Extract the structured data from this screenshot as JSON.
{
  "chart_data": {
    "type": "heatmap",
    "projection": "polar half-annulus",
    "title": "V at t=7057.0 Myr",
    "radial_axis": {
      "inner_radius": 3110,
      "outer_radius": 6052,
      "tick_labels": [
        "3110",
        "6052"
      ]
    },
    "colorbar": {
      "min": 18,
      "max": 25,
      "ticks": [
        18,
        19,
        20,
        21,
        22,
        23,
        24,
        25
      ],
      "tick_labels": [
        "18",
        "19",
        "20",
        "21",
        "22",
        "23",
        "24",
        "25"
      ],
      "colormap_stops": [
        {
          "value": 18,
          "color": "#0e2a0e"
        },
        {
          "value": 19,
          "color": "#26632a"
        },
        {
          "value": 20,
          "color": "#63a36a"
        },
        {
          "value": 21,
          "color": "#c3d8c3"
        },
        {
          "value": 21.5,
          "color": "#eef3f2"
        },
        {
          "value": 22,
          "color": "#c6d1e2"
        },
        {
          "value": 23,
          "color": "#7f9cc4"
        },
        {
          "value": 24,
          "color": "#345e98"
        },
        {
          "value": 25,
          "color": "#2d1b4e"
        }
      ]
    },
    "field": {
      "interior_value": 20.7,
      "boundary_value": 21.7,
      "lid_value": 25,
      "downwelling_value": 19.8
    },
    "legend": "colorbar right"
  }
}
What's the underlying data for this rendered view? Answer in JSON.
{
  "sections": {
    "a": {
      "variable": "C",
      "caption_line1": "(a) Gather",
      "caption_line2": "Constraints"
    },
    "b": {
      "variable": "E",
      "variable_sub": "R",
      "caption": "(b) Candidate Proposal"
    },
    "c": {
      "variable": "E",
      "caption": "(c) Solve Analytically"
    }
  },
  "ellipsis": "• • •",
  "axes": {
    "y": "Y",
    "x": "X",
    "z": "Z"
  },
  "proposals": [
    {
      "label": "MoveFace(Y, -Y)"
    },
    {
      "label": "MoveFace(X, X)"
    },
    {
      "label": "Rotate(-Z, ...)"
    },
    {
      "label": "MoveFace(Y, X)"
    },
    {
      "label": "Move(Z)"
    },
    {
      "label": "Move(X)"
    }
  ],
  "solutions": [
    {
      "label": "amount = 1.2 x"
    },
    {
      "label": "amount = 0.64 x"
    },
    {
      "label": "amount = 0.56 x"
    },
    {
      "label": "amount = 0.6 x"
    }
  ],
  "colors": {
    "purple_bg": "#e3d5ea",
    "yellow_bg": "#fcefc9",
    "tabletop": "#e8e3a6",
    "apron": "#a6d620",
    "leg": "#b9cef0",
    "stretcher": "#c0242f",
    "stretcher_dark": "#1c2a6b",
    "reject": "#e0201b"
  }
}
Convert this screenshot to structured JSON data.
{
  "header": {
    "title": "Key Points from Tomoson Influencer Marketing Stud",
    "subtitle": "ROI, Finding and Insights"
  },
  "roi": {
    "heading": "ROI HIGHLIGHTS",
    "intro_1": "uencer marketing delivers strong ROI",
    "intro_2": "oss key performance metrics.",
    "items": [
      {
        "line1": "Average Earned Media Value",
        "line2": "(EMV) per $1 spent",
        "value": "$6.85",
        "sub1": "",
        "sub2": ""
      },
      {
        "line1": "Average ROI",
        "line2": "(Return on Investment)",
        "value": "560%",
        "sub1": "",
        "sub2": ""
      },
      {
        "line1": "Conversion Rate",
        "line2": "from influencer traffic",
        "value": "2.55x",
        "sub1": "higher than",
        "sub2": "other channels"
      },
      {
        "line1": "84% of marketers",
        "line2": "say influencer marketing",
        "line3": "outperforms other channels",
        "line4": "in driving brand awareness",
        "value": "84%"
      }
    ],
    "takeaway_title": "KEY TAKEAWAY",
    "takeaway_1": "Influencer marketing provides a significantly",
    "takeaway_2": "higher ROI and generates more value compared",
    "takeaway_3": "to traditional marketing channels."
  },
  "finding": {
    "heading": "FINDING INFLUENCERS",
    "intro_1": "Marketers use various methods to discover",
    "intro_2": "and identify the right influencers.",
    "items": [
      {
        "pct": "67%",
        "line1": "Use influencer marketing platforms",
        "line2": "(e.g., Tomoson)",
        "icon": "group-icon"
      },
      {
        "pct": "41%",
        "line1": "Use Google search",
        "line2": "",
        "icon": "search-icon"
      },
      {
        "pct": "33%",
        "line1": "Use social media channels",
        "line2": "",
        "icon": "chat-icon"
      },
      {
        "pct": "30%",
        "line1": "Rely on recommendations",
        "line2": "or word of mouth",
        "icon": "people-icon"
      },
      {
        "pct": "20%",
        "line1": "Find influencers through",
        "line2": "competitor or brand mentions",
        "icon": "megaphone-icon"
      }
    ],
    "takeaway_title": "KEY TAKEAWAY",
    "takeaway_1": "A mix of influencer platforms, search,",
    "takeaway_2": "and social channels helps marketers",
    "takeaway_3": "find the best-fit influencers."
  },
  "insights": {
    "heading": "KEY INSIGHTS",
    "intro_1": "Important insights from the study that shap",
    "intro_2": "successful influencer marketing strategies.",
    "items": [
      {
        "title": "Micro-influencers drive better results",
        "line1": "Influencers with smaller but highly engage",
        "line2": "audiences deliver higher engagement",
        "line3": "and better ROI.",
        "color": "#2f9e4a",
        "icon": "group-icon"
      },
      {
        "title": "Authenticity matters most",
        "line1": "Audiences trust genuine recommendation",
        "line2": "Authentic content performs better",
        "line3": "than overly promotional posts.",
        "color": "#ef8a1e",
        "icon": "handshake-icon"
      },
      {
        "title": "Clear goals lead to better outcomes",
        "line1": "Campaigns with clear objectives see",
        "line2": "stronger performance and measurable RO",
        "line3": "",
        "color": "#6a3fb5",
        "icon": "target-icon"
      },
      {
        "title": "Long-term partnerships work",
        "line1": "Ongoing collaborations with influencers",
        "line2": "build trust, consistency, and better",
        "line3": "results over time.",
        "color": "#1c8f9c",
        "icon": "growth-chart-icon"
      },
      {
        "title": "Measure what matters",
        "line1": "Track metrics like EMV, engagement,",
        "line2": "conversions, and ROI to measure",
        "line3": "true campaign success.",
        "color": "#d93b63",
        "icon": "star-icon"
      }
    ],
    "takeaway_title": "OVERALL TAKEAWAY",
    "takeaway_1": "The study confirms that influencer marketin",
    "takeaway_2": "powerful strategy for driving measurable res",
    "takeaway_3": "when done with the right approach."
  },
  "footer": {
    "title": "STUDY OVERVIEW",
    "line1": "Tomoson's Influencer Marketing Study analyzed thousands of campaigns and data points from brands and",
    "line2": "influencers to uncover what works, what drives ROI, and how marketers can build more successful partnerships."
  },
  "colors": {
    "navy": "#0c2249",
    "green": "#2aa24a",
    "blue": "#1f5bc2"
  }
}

Work required:
What is the number of lines in the listing above that contain the string "from"? Give only the number.

Reply:
5